Request >>
Print all the entries verbatim.

##### Given entries #####

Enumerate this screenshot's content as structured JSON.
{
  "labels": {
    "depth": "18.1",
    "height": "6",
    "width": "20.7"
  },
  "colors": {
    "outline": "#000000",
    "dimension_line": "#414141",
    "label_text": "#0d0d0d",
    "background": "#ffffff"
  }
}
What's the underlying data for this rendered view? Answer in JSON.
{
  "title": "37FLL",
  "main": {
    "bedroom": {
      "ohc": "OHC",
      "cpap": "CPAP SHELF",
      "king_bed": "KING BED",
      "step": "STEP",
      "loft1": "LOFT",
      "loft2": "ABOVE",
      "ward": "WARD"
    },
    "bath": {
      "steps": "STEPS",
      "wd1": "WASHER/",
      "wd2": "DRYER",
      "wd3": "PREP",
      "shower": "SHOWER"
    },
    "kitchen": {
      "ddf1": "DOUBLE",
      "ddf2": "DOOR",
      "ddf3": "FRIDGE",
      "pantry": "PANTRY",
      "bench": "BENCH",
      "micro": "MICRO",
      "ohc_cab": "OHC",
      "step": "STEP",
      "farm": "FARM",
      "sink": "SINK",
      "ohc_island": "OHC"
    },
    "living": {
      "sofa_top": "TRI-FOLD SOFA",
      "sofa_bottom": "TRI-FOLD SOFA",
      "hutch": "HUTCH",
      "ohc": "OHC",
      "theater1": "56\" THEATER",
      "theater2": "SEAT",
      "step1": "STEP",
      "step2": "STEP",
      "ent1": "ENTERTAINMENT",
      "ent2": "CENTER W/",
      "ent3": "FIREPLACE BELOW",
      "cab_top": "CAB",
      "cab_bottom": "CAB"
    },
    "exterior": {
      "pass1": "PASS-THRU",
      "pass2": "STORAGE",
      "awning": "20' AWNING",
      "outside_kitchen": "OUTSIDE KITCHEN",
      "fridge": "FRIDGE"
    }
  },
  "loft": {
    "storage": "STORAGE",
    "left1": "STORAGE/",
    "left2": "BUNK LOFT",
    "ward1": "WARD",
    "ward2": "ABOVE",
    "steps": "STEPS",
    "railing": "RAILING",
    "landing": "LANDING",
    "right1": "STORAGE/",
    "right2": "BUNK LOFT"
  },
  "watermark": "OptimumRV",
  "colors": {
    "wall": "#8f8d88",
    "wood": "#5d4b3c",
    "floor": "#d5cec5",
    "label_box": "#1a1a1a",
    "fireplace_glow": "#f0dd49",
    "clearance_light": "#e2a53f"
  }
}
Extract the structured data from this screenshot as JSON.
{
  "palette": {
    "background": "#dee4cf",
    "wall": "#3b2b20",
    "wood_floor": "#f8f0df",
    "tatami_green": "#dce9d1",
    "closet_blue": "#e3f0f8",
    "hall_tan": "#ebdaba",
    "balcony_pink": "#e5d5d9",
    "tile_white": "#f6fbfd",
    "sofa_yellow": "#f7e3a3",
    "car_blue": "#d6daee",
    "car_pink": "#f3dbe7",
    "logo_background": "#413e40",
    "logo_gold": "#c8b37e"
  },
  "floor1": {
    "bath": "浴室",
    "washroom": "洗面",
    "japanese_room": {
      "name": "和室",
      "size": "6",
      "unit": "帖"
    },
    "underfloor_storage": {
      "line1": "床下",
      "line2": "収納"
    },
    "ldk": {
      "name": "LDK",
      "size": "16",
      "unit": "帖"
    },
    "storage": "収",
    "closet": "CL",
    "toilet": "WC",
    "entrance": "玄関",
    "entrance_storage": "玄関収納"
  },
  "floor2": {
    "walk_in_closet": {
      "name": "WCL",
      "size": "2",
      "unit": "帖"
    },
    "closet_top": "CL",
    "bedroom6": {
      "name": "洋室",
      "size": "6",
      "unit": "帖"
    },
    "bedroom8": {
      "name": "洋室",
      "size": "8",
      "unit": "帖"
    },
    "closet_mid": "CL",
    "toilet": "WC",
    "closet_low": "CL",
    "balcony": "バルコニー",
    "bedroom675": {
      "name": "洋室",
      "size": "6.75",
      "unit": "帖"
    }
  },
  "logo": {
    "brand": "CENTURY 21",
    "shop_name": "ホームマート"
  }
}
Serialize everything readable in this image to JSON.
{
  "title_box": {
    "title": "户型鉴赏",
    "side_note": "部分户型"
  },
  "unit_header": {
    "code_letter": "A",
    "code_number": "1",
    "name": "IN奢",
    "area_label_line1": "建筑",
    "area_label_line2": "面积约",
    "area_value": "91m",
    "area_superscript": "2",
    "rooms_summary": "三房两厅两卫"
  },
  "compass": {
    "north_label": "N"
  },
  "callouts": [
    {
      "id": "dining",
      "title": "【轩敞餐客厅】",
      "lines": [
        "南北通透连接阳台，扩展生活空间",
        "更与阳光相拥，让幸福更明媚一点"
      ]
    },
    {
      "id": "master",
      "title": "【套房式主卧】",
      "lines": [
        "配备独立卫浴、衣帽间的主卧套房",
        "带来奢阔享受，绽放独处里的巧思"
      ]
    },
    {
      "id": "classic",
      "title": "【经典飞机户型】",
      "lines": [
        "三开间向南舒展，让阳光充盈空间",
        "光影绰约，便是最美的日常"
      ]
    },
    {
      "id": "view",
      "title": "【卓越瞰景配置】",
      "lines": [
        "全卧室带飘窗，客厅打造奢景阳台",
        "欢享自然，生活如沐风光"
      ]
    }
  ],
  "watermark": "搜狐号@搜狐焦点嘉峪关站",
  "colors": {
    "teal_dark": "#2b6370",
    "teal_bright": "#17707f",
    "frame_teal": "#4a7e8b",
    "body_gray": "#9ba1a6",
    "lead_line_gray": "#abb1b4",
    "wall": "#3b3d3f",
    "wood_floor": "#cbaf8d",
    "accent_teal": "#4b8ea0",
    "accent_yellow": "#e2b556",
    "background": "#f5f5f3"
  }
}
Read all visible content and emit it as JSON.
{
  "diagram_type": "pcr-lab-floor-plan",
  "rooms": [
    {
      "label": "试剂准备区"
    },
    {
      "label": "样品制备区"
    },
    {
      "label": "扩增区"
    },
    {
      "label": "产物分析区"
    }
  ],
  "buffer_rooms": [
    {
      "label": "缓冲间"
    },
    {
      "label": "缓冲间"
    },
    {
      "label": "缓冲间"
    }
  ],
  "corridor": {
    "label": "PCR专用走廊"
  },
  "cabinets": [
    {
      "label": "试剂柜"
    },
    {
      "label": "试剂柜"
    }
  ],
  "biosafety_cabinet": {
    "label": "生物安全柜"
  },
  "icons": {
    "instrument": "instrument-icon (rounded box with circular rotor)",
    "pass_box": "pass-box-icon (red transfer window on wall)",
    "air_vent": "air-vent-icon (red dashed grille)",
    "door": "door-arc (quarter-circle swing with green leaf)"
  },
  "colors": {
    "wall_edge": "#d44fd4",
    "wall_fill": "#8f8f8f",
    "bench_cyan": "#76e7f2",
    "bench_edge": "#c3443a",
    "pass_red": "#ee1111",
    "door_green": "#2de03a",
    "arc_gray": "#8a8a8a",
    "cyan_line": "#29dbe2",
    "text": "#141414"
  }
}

#####

Completed exercise >>
Enumerate this screenshot's content as structured JSON.
{
  "labels": {
    "depth": "18.1",
    "height": "6",
    "width": "20.7"
  },
  "colors": {
    "outline": "#000000",
    "dimension_line": "#414141",
    "label_text": "#0d0d0d",
    "background": "#ffffff"
  }
}
What's the underlying data for this rendered view? Answer in JSON.
{
  "title": "37FLL",
  "main": {
    "bedroom": {
      "ohc": "OHC",
      "cpap": "CPAP SHELF",
      "king_bed": "KING BED",
      "step": "STEP",
      "loft1": "LOFT",
      "loft2": "ABOVE",
      "ward": "WARD"
    },
    "bath": {
      "steps": "STEPS",
      "wd1": "WASHER/",
      "wd2": "DRYER",
      "wd3": "PREP",
      "shower": "SHOWER"
    },
    "kitchen": {
      "ddf1": "DOUBLE",
      "ddf2": "DOOR",
      "ddf3": "FRIDGE",
      "pantry": "PANTRY",
      "bench": "BENCH",
      "micro": "MICRO",
      "ohc_cab": "OHC",
      "step": "STEP",
      "farm": "FARM",
      "sink": "SINK",
      "ohc_island": "OHC"
    },
    "living": {
      "sofa_top": "TRI-FOLD SOFA",
      "sofa_bottom": "TRI-FOLD SOFA",
      "hutch": "HUTCH",
      "ohc": "OHC",
      "theater1": "56\" THEATER",
      "theater2": "SEAT",
      "step1": "STEP",
      "step2": "STEP",
      "ent1": "ENTERTAINMENT",
      "ent2": "CENTER W/",
      "ent3": "FIREPLACE BELOW",
      "cab_top": "CAB",
      "cab_bottom": "CAB"
    },
    "exterior": {
      "pass1": "PASS-THRU",
      "pass2": "STORAGE",
      "awning": "20' AWNING",
      "outside_kitchen": "OUTSIDE KITCHEN",
      "fridge": "FRIDGE"
    }
  },
  "loft": {
    "storage": "STORAGE",
    "left1": "STORAGE/",
    "left2": "BUNK LOFT",
    "ward1": "WARD",
    "ward2": "ABOVE",
    "steps": "STEPS",
    "railing": "RAILING",
    "landing": "LANDING",
    "right1": "STORAGE/",
    "right2": "BUNK LOFT"
  },
  "watermark": "OptimumRV",
  "colors": {
    "wall": "#8f8d88",
    "wood": "#5d4b3c",
    "floor": "#d5cec5",
    "label_box": "#1a1a1a",
    "fireplace_glow": "#f0dd49",
    "clearance_light": "#e2a53f"
  }
}
Extract the structured data from this screenshot as JSON.
{
  "palette": {
    "background": "#dee4cf",
    "wall": "#3b2b20",
    "wood_floor": "#f8f0df",
    "tatami_green": "#dce9d1",
    "closet_blue": "#e3f0f8",
    "hall_tan": "#ebdaba",
    "balcony_pink": "#e5d5d9",
    "tile_white": "#f6fbfd",
    "sofa_yellow": "#f7e3a3",
    "car_blue": "#d6daee",
    "car_pink": "#f3dbe7",
    "logo_background": "#413e40",
    "logo_gold": "#c8b37e"
  },
  "floor1": {
    "bath": "浴室",
    "washroom": "洗面",
    "japanese_room": {
      "name": "和室",
      "size": "6",
      "unit": "帖"
    },
    "underfloor_storage": {
      "line1": "床下",
      "line2": "収納"
    },
    "ldk": {
      "name": "LDK",
      "size": "16",
      "unit": "帖"
    },
    "storage": "収",
    "closet": "CL",
    "toilet": "WC",
    "entrance": "玄関",
    "entrance_storage": "玄関収納"
  },
  "floor2": {
    "walk_in_closet": {
      "name": "WCL",
      "size": "2",
      "unit": "帖"
    },
    "closet_top": "CL",
    "bedroom6": {
      "name": "洋室",
      "size": "6",
      "unit": "帖"
    },
    "bedroom8": {
      "name": "洋室",
      "size": "8",
      "unit": "帖"
    },
    "closet_mid": "CL",
    "toilet": "WC",
    "closet_low": "CL",
    "balcony": "バルコニー",
    "bedroom675": {
      "name": "洋室",
      "size": "6.75",
      "unit": "帖"
    }
  },
  "logo": {
    "brand": "CENTURY 21",
    "shop_name": "ホームマート"
  }
}
Serialize everything readable in this image to JSON.
{
  "title_box": {
    "title": "户型鉴赏",
    "side_note": "部分户型"
  },
  "unit_header": {
    "code_letter": "A",
    "code_number": "1",
    "name": "IN奢",
    "area_label_line1": "建筑",
    "area_label_line2": "面积约",
    "area_value": "91m",
    "area_superscript": "2",
    "rooms_summary": "三房两厅两卫"
  },
  "compass": {
    "north_label": "N"
  },
  "callouts": [
    {
      "id": "dining",
      "title": "【轩敞餐客厅】",
      "lines": [
        "南北通透连接阳台，扩展生活空间",
        "更与阳光相拥，让幸福更明媚一点"
      ]
    },
    {
      "id": "master",
      "title": "【套房式主卧】",
      "lines": [
        "配备独立卫浴、衣帽间的主卧套房",
        "带来奢阔享受，绽放独处里的巧思"
      ]
    },
    {
      "id": "classic",
      "title": "【经典飞机户型】",
      "lines": [
        "三开间向南舒展，让阳光充盈空间",
        "光影绰约，便是最美的日常"
      ]
    },
    {
      "id": "view",
      "title": "【卓越瞰景配置】",
      "lines": [
        "全卧室带飘窗，客厅打造奢景阳台",
        "欢享自然，生活如沐风光"
      ]
    }
  ],
  "watermark": "搜狐号@搜狐焦点嘉峪关站",
  "colors": {
    "teal_dark": "#2b6370",
    "teal_bright": "#17707f",
    "frame_teal": "#4a7e8b",
    "body_gray": "#9ba1a6",
    "lead_line_gray": "#abb1b4",
    "wall": "#3b3d3f",
    "wood_floor": "#cbaf8d",
    "accent_teal": "#4b8ea0",
    "accent_yellow": "#e2b556",
    "background": "#f5f5f3"
  }
}
Read all visible content and emit it as JSON.
{
  "diagram_type": "pcr-lab-floor-plan",
  "rooms": [
    {
      "label": "试剂准备区"
    },
    {
      "label": "样品制备区"
    },
    {
      "label": "扩增区"
    },
    {
      "label": "产物分析区"
    }
  ],
  "buffer_rooms": [
    {
      "label": "缓冲间"
    },
    {
      "label": "缓冲间"
    },
    {
      "label": "缓冲间"
    }
  ],
  "corridor": {
    "label": "PCR专用走廊"
  },
  "cabinets": [
    {
      "label": "试剂柜"
    },
    {
      "label": "试剂柜"
    }
  ],
  "biosafety_cabinet": {
    "label": "生物安全柜"
  },
  "icons": {
    "instrument": "instrument-icon (rounded box with circular rotor)",
    "pass_box": "pass-box-icon (red transfer window on wall)",
    "air_vent": "air-vent-icon (red dashed grille)",
    "door": "door-arc (quarter-circle swing with green leaf)"
  },
  "colors": {
    "wall_edge": "#d44fd4",
    "wall_fill": "#8f8f8f",
    "bench_cyan": "#76e7f2",
    "bench_edge": "#c3443a",
    "pass_red": "#ee1111",
    "door_green": "#2de03a",
    "arc_gray": "#8a8a8a",
    "cyan_line": "#29dbe2",
    "text": "#141414"
  }
}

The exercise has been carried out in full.